> [Your objective]
Without including any images, reproduce each entry exactly.

> [Stored records]
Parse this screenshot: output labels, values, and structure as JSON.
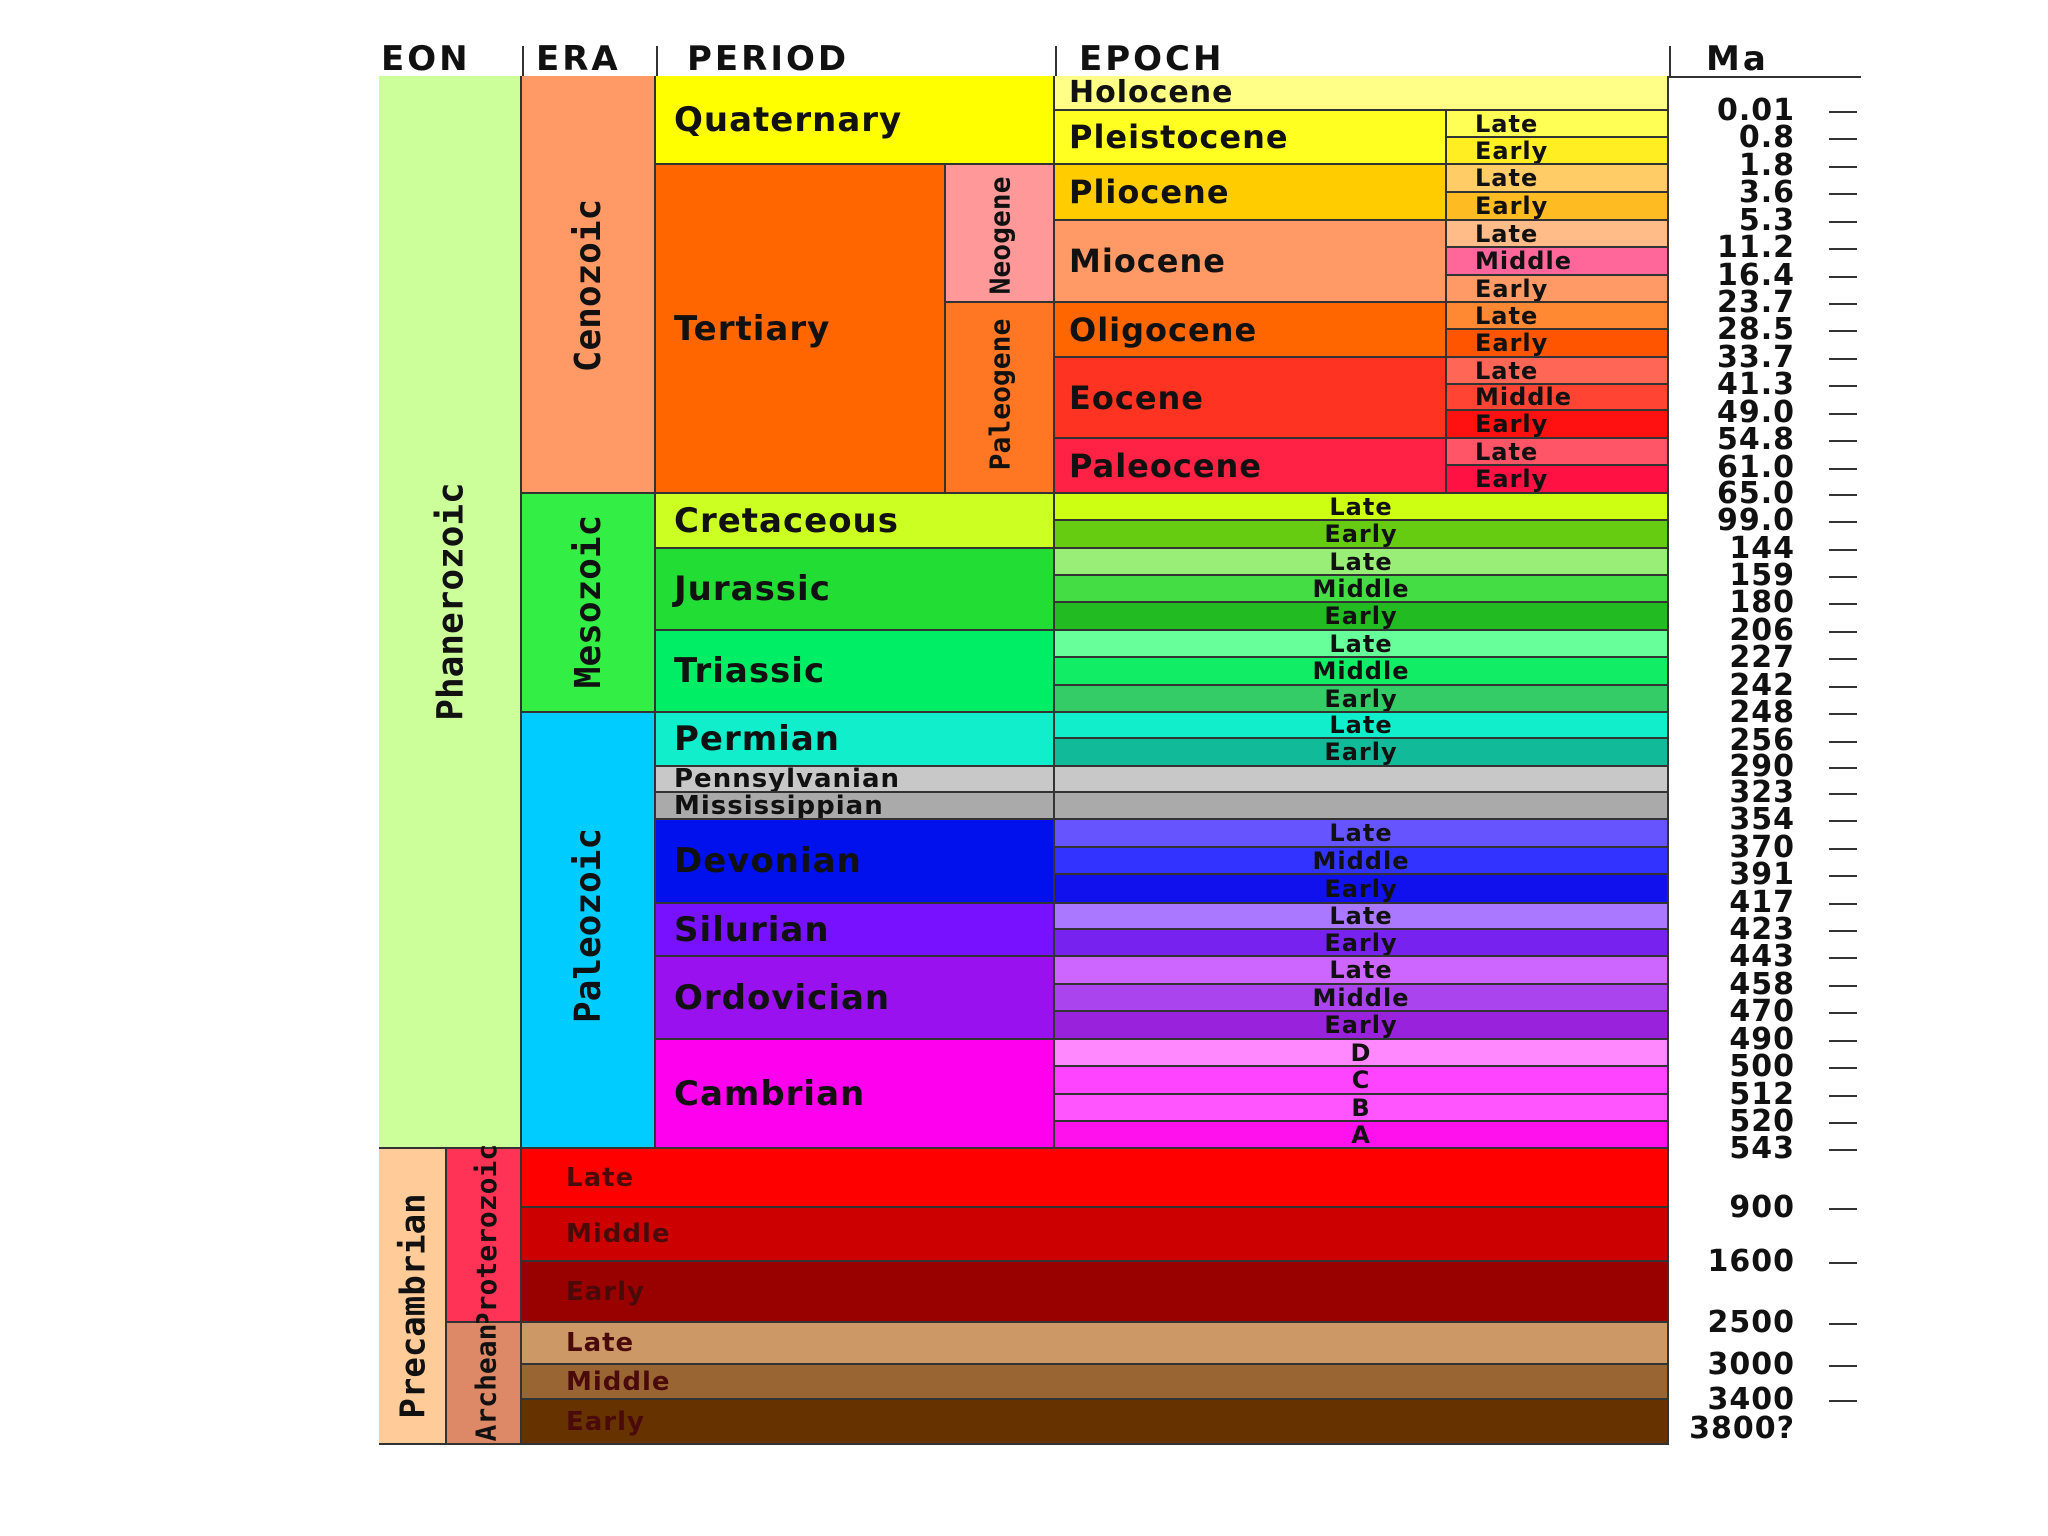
{
  "headers": {
    "eon": "EON",
    "era": "ERA",
    "period": "PERIOD",
    "epoch": "EPOCH",
    "ma": "Ma"
  },
  "eons": [
    {
      "name": "Phanerozoic",
      "color": "#ccff99"
    },
    {
      "name": "Precambrian",
      "color": "#ffcc99"
    }
  ],
  "eras": [
    {
      "name": "Cenozoic",
      "color": "#ff9966"
    },
    {
      "name": "Mesozoic",
      "color": "#33ee44"
    },
    {
      "name": "Paleozoic",
      "color": "#00ccff"
    },
    {
      "name": "Proterozoic",
      "color": "#ff3355"
    },
    {
      "name": "Archean",
      "color": "#dd8866"
    }
  ],
  "periods": [
    {
      "name": "Quaternary",
      "color": "#ffff00"
    },
    {
      "name": "Tertiary",
      "color": "#ff6600"
    },
    {
      "name": "Neogene",
      "color": "#ff9999"
    },
    {
      "name": "Paleogene",
      "color": "#ff7722"
    },
    {
      "name": "Cretaceous",
      "color": "#ccff22"
    },
    {
      "name": "Jurassic",
      "color": "#22dd33"
    },
    {
      "name": "Triassic",
      "color": "#00ee66"
    },
    {
      "name": "Permian",
      "color": "#11eecc"
    },
    {
      "name": "Pennsylvanian",
      "color": "#c8c8c8"
    },
    {
      "name": "Mississippian",
      "color": "#aaaaaa"
    },
    {
      "name": "Devonian",
      "color": "#0011ee"
    },
    {
      "name": "Silurian",
      "color": "#7711ff"
    },
    {
      "name": "Ordovician",
      "color": "#9911ee"
    },
    {
      "name": "Cambrian",
      "color": "#ff00ee"
    }
  ],
  "epochs": [
    {
      "name": "Holocene",
      "color": "#ffff88"
    },
    {
      "name": "Pleistocene",
      "color": "#ffff22"
    },
    {
      "name": "Pliocene",
      "color": "#ffcc00"
    },
    {
      "name": "Miocene",
      "color": "#ff9966"
    },
    {
      "name": "Oligocene",
      "color": "#ff6600"
    },
    {
      "name": "Eocene",
      "color": "#ff3322"
    },
    {
      "name": "Paleocene",
      "color": "#ff2244"
    }
  ],
  "subepochs": [
    {
      "name": "Late",
      "color": "#ffff55"
    },
    {
      "name": "Early",
      "color": "#ffee22"
    },
    {
      "name": "Late",
      "color": "#ffcc66"
    },
    {
      "name": "Early",
      "color": "#ffbb22"
    },
    {
      "name": "Late",
      "color": "#ffbb88"
    },
    {
      "name": "Middle",
      "color": "#ff6699"
    },
    {
      "name": "Early",
      "color": "#ff9966"
    },
    {
      "name": "Late",
      "color": "#ff8833"
    },
    {
      "name": "Early",
      "color": "#ff5500"
    },
    {
      "name": "Late",
      "color": "#ff6655"
    },
    {
      "name": "Middle",
      "color": "#ff4433"
    },
    {
      "name": "Early",
      "color": "#ff1111"
    },
    {
      "name": "Late",
      "color": "#ff5566"
    },
    {
      "name": "Early",
      "color": "#ff1144"
    }
  ],
  "stages": [
    {
      "name": "Late",
      "color": "#ccff11"
    },
    {
      "name": "Early",
      "color": "#66cc11"
    },
    {
      "name": "Late",
      "color": "#99ee77"
    },
    {
      "name": "Middle",
      "color": "#44dd44"
    },
    {
      "name": "Early",
      "color": "#22bb22"
    },
    {
      "name": "Late",
      "color": "#66ff99"
    },
    {
      "name": "Middle",
      "color": "#11ee66"
    },
    {
      "name": "Early",
      "color": "#33cc66"
    },
    {
      "name": "Late",
      "color": "#11eecc"
    },
    {
      "name": "Early",
      "color": "#11bb99"
    },
    {
      "name": "",
      "color": "#c8c8c8"
    },
    {
      "name": "",
      "color": "#aaaaaa"
    },
    {
      "name": "Late",
      "color": "#6655ff"
    },
    {
      "name": "Middle",
      "color": "#3333ff"
    },
    {
      "name": "Early",
      "color": "#1111ee"
    },
    {
      "name": "Late",
      "color": "#aa77ff"
    },
    {
      "name": "Early",
      "color": "#7722ee"
    },
    {
      "name": "Late",
      "color": "#cc66ff"
    },
    {
      "name": "Middle",
      "color": "#aa44ee"
    },
    {
      "name": "Early",
      "color": "#9922dd"
    },
    {
      "name": "D",
      "color": "#ff88ff"
    },
    {
      "name": "C",
      "color": "#ff44ff"
    },
    {
      "name": "B",
      "color": "#ff55ff"
    },
    {
      "name": "A",
      "color": "#ff11ee"
    }
  ],
  "precambrian": [
    {
      "name": "Late",
      "color": "#ff0000"
    },
    {
      "name": "Middle",
      "color": "#cc0000"
    },
    {
      "name": "Early",
      "color": "#990000"
    },
    {
      "name": "Late",
      "color": "#cc9966"
    },
    {
      "name": "Middle",
      "color": "#996633"
    },
    {
      "name": "Early",
      "color": "#663300"
    }
  ],
  "ma_labels": [
    "0.01",
    "0.8",
    "1.8",
    "3.6",
    "5.3",
    "11.2",
    "16.4",
    "23.7",
    "28.5",
    "33.7",
    "41.3",
    "49.0",
    "54.8",
    "61.0",
    "65.0",
    "99.0",
    "144",
    "159",
    "180",
    "206",
    "227",
    "242",
    "248",
    "256",
    "290",
    "323",
    "354",
    "370",
    "391",
    "417",
    "423",
    "443",
    "458",
    "470",
    "490",
    "500",
    "512",
    "520",
    "543",
    "900",
    "1600",
    "2500",
    "3000",
    "3400",
    "3800?"
  ]
}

> [Answer to this exercise]
Parse this screenshot: output labels, values, and structure as JSON.
{
  "headers": {
    "eon": "EON",
    "era": "ERA",
    "period": "PERIOD",
    "epoch": "EPOCH",
    "ma": "Ma"
  },
  "eons": [
    {
      "name": "Phanerozoic",
      "color": "#ccff99"
    },
    {
      "name": "Precambrian",
      "color": "#ffcc99"
    }
  ],
  "eras": [
    {
      "name": "Cenozoic",
      "color": "#ff9966"
    },
    {
      "name": "Mesozoic",
      "color": "#33ee44"
    },
    {
      "name": "Paleozoic",
      "color": "#00ccff"
    },
    {
      "name": "Proterozoic",
      "color": "#ff3355"
    },
    {
      "name": "Archean",
      "color": "#dd8866"
    }
  ],
  "periods": [
    {
      "name": "Quaternary",
      "color": "#ffff00"
    },
    {
      "name": "Tertiary",
      "color": "#ff6600"
    },
    {
      "name": "Neogene",
      "color": "#ff9999"
    },
    {
      "name": "Paleogene",
      "color": "#ff7722"
    },
    {
      "name": "Cretaceous",
      "color": "#ccff22"
    },
    {
      "name": "Jurassic",
      "color": "#22dd33"
    },
    {
      "name": "Triassic",
      "color": "#00ee66"
    },
    {
      "name": "Permian",
      "color": "#11eecc"
    },
    {
      "name": "Pennsylvanian",
      "color": "#c8c8c8"
    },
    {
      "name": "Mississippian",
      "color": "#aaaaaa"
    },
    {
      "name": "Devonian",
      "color": "#0011ee"
    },
    {
      "name": "Silurian",
      "color": "#7711ff"
    },
    {
      "name": "Ordovician",
      "color": "#9911ee"
    },
    {
      "name": "Cambrian",
      "color": "#ff00ee"
    }
  ],
  "epochs": [
    {
      "name": "Holocene",
      "color": "#ffff88"
    },
    {
      "name": "Pleistocene",
      "color": "#ffff22"
    },
    {
      "name": "Pliocene",
      "color": "#ffcc00"
    },
    {
      "name": "Miocene",
      "color": "#ff9966"
    },
    {
      "name": "Oligocene",
      "color": "#ff6600"
    },
    {
      "name": "Eocene",
      "color": "#ff3322"
    },
    {
      "name": "Paleocene",
      "color": "#ff2244"
    }
  ],
  "subepochs": [
    {
      "name": "Late",
      "color": "#ffff55"
    },
    {
      "name": "Early",
      "color": "#ffee22"
    },
    {
      "name": "Late",
      "color": "#ffcc66"
    },
    {
      "name": "Early",
      "color": "#ffbb22"
    },
    {
      "name": "Late",
      "color": "#ffbb88"
    },
    {
      "name": "Middle",
      "color": "#ff6699"
    },
    {
      "name": "Early",
      "color": "#ff9966"
    },
    {
      "name": "Late",
      "color": "#ff8833"
    },
    {
      "name": "Early",
      "color": "#ff5500"
    },
    {
      "name": "Late",
      "color": "#ff6655"
    },
    {
      "name": "Middle",
      "color": "#ff4433"
    },
    {
      "name": "Early",
      "color": "#ff1111"
    },
    {
      "name": "Late",
      "color": "#ff5566"
    },
    {
      "name": "Early",
      "color": "#ff1144"
    }
  ],
  "stages": [
    {
      "name": "Late",
      "color": "#ccff11"
    },
    {
      "name": "Early",
      "color": "#66cc11"
    },
    {
      "name": "Late",
      "color": "#99ee77"
    },
    {
      "name": "Middle",
      "color": "#44dd44"
    },
    {
      "name": "Early",
      "color": "#22bb22"
    },
    {
      "name": "Late",
      "color": "#66ff99"
    },
    {
      "name": "Middle",
      "color": "#11ee66"
    },
    {
      "name": "Early",
      "color": "#33cc66"
    },
    {
      "name": "Late",
      "color": "#11eecc"
    },
    {
      "name": "Early",
      "color": "#11bb99"
    },
    {
      "name": "",
      "color": "#c8c8c8"
    },
    {
      "name": "",
      "color": "#aaaaaa"
    },
    {
      "name": "Late",
      "color": "#6655ff"
    },
    {
      "name": "Middle",
      "color": "#3333ff"
    },
    {
      "name": "Early",
      "color": "#1111ee"
    },
    {
      "name": "Late",
      "color": "#aa77ff"
    },
    {
      "name": "Early",
      "color": "#7722ee"
    },
    {
      "name": "Late",
      "color": "#cc66ff"
    },
    {
      "name": "Middle",
      "color": "#aa44ee"
    },
    {
      "name": "Early",
      "color": "#9922dd"
    },
    {
      "name": "D",
      "color": "#ff88ff"
    },
    {
      "name": "C",
      "color": "#ff44ff"
    },
    {
      "name": "B",
      "color": "#ff55ff"
    },
    {
      "name": "A",
      "color": "#ff11ee"
    }
  ],
  "precambrian": [
    {
      "name": "Late",
      "color": "#ff0000"
    },
    {
      "name": "Middle",
      "color": "#cc0000"
    },
    {
      "name": "Early",
      "color": "#990000"
    },
    {
      "name": "Late",
      "color": "#cc9966"
    },
    {
      "name": "Middle",
      "color": "#996633"
    },
    {
      "name": "Early",
      "color": "#663300"
    }
  ],
  "ma_labels": [
    "0.01",
    "0.8",
    "1.8",
    "3.6",
    "5.3",
    "11.2",
    "16.4",
    "23.7",
    "28.5",
    "33.7",
    "41.3",
    "49.0",
    "54.8",
    "61.0",
    "65.0",
    "99.0",
    "144",
    "159",
    "180",
    "206",
    "227",
    "242",
    "248",
    "256",
    "290",
    "323",
    "354",
    "370",
    "391",
    "417",
    "423",
    "443",
    "458",
    "470",
    "490",
    "500",
    "512",
    "520",
    "543",
    "900",
    "1600",
    "2500",
    "3000",
    "3400",
    "3800?"
  ]
}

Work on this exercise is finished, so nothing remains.